BEGIN Task data

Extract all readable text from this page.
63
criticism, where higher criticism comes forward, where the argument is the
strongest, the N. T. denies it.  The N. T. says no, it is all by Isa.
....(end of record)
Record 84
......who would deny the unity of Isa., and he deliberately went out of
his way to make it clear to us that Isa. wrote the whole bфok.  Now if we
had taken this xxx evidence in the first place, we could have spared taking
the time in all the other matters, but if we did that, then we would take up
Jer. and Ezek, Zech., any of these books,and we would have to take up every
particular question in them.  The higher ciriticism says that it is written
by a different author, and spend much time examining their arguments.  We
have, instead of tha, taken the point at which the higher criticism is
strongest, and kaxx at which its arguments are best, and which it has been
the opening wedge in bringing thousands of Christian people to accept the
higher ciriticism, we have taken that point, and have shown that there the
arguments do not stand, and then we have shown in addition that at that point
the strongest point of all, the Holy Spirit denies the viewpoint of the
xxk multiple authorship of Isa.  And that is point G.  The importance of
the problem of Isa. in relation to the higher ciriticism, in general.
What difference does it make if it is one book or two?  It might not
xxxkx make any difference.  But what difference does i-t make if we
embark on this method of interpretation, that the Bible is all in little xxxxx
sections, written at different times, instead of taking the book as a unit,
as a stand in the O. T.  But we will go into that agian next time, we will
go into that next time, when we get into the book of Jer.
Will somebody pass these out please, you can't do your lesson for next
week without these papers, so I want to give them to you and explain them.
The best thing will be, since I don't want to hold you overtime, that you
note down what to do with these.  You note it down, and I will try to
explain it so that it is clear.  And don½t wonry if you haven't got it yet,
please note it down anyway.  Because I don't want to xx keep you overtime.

END Task data
BEGIN Task data

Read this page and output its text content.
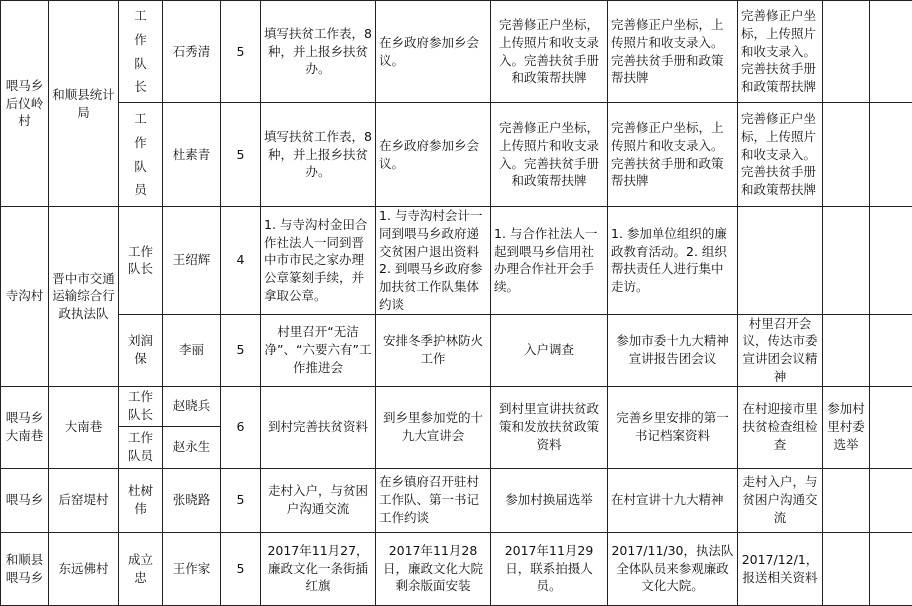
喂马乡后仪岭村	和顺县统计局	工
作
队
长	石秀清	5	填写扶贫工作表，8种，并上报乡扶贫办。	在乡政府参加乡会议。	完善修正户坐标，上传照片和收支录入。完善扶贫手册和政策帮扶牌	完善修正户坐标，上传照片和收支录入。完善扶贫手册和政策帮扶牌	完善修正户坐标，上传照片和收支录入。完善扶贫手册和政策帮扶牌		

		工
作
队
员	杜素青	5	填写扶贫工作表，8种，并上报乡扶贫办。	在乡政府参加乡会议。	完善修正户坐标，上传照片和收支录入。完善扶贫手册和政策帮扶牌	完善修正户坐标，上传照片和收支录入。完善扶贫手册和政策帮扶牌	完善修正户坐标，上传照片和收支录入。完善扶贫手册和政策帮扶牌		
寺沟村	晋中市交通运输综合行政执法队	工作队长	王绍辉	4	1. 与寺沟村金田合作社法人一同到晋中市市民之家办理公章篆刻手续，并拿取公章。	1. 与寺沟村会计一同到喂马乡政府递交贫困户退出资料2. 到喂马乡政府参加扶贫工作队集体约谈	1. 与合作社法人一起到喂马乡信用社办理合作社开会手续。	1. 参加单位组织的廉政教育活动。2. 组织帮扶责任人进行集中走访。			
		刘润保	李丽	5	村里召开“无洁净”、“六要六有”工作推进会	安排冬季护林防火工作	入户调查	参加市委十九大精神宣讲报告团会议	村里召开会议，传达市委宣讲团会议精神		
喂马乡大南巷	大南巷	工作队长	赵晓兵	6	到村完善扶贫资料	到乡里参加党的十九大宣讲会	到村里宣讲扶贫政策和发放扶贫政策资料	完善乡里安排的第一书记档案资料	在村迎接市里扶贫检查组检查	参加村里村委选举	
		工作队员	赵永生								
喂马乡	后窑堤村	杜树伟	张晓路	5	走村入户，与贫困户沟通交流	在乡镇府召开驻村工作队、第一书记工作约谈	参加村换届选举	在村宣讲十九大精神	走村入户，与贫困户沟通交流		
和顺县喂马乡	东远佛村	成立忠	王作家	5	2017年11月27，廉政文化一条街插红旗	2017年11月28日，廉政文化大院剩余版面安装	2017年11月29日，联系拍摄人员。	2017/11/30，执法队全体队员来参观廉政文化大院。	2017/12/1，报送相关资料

END Task data

● **Problem details**: Gather every line containing the word "criticism" and copy it.

● **Finished exercise**:
criticism, where higher criticism comes forward, where the argument is the
have, instead of tha, taken the point at which the higher criticism is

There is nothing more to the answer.